ARTICLE:
Friday, February 10, 2017

Entrepreneurship: language, knowledge, and networks

A task of human action and organization is to reduce uncertainty to risk, an event whose outcome that can be predicted probabilistically, and to adapt in the face of uncertainty that is irreducible (Knight 1921). All action entails uncertainty. One does not know what will happen tomorrow. If we lived in a world where developments were perfectly predictable, coordination would be a simple task. Not only can we not be certain whether or not we will meet the fate of the dinosaurs in five years’ time, we cannot even be certain of the actions that other people will take. We cannot look into their minds. We can only develop relationships and communities that help reduce this uncertainty. The task of the entrepreneur is especially complex for this reason. He must successfully navigate an environment where consumer preferences are changing and where cooperation is not guaranteed.

Successful entrepreneurship is a task of sensing. This requires two key components: a model that coherently identifies and predicts the environment and accurate information that is to be processed by the model. We gave some examples of this in the previous post. Models used by successful entrepreneurs are likely difficult to explicitly identify. Some combination of intuition and explicit beliefs feed into entrepreneurial decision-making. While we cannot identify a particular model that makes an entrepreneur successful, we can consider some components that lead to coordination which the entrepreneur must learn to navigate if he is to be successful.

We have seen that prices lead to coordination, but this is only the case if non-price information can be integrated into prices. There is a variety of information to be integrated. Changes in physical conditions are primary. The emergence of a new form of capital provides opportunities for use. Changes in climate must be predicted if farmers are to make decisions that cohere to the environment and, thereby, maintain substantial yields. A more difficult task is navigating the social environment of other actors who themselves are guided by models and information that the entrepreneur knows only in part.

Humans are social animals. It should not be surprising that we must spend a tremendous amount of energy to reduce uncertainty within this domain. If an entrepreneur is to engage in a venture, he must feel confident in his trust of his business partners. Building trust between partners is a matter of ingraining patterns of action sufficiently that all action evidences a level of mutual concern sufficient for the end toward which cooperation is aimed. The greater the volume of interaction and the number of ways in which one interacts with another, the greater the need for mutual trust. Action that can be interpreted as a violation of trust makes future cooperation less attractive for the observing partner. Maintaining trust is a complex task that requires continual evidence of commitment to the well-being of the other and a lack of evidence to the contrary.

(Coordinate annotation rows)
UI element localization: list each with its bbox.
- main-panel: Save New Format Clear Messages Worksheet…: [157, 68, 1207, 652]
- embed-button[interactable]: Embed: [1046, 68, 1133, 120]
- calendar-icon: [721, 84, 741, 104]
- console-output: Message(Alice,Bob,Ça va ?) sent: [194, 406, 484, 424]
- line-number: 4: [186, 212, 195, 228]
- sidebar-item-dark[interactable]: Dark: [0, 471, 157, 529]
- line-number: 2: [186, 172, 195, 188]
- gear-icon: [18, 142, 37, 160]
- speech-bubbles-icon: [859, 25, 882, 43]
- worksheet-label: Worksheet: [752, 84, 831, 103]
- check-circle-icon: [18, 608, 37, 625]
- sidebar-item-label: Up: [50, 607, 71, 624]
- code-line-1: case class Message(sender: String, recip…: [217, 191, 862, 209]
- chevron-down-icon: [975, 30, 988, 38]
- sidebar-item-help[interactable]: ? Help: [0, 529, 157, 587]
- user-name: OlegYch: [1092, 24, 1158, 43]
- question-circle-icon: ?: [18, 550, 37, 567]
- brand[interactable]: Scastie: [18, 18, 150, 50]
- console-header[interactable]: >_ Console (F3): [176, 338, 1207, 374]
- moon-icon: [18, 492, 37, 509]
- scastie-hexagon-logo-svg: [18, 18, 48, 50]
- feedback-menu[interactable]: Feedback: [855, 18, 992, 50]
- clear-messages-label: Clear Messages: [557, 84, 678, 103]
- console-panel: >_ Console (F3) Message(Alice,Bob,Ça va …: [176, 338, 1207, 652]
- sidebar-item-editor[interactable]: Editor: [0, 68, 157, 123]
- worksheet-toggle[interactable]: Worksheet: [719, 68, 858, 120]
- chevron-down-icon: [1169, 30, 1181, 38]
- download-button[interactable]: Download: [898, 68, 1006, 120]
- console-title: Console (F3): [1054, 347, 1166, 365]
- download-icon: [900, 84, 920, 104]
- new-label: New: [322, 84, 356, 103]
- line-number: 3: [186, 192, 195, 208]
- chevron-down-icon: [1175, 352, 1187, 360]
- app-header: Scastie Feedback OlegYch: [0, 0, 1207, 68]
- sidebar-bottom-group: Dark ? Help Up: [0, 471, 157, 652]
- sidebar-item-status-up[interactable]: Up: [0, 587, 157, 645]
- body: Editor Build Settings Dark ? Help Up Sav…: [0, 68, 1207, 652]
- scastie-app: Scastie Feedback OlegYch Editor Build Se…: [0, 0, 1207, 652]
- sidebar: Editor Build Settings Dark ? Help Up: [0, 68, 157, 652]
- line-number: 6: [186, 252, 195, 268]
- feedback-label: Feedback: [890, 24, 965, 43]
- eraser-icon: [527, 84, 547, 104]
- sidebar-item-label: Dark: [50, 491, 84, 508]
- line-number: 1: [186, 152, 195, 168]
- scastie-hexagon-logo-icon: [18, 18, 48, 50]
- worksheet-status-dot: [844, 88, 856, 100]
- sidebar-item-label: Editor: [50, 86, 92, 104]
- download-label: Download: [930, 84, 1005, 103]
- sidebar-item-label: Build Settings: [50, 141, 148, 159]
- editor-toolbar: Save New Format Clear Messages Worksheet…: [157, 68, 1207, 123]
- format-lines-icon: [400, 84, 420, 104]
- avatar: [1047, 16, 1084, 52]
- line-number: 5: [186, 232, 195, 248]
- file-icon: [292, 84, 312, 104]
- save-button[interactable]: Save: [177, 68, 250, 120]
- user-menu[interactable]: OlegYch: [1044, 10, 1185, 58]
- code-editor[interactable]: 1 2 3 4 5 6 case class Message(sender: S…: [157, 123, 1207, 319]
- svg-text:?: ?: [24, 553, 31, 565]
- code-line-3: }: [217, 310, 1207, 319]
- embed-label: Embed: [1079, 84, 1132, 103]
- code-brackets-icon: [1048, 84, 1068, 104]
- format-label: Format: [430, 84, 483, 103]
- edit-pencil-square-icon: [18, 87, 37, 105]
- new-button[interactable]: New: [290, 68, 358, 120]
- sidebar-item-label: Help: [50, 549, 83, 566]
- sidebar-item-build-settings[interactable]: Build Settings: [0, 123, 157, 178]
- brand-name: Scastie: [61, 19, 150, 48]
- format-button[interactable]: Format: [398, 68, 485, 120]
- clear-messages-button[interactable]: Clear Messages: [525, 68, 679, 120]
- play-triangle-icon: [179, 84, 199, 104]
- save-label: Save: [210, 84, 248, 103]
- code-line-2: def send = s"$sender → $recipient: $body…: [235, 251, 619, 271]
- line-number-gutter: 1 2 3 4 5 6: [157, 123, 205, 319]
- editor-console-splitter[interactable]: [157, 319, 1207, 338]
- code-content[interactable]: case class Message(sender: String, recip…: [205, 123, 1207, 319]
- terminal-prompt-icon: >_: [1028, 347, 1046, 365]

OBJECTIVE A:
Answer these questions from the entrepreneurship article:
(i) What two key components does successful entrepreneurial sensing require?
(ii) What kind of change does the article call primary among the information to be integrated into prices?
(iii) What makes future cooperation less attractive for the observing partner?
OBJECTIVE B:
Extend the entrepreneurship article with one or two more paragraphs that follow on from its final sentence about maintaining trust.

ANSWER A:
(i) A model that coherently identifies and predicts the environment, and accurate information for that model to process.
(ii) Changes in physical conditions.
(iii) Action that can be interpreted as a violation of trust.

ANSWER B:
The primary way in which human agents maintain commitment is through the practice of a complex array of overlapping games whose meanings reinforce one another. These are institutions, but this term is not fully descriptive in that there are a multitude of these and that every social milieu includes its own unique mix of overlapping patterns: these are language games, which I will refer to as social games when appropriate or, simply, games (Wittgenstein 1953). The game of largest extent is the game of market exchange (Bloor 1995; Koppl 2002). In the basic form of the game of market exchange, agents own property and themselves and are able to exchange that property and services rendered by it for other goods. If existing barriers to competition are relatively small or non-existent, prices of like goods will tend to converge to the same value when controlled for transaction costs, which include costs derived from distance, search, administration, and the like.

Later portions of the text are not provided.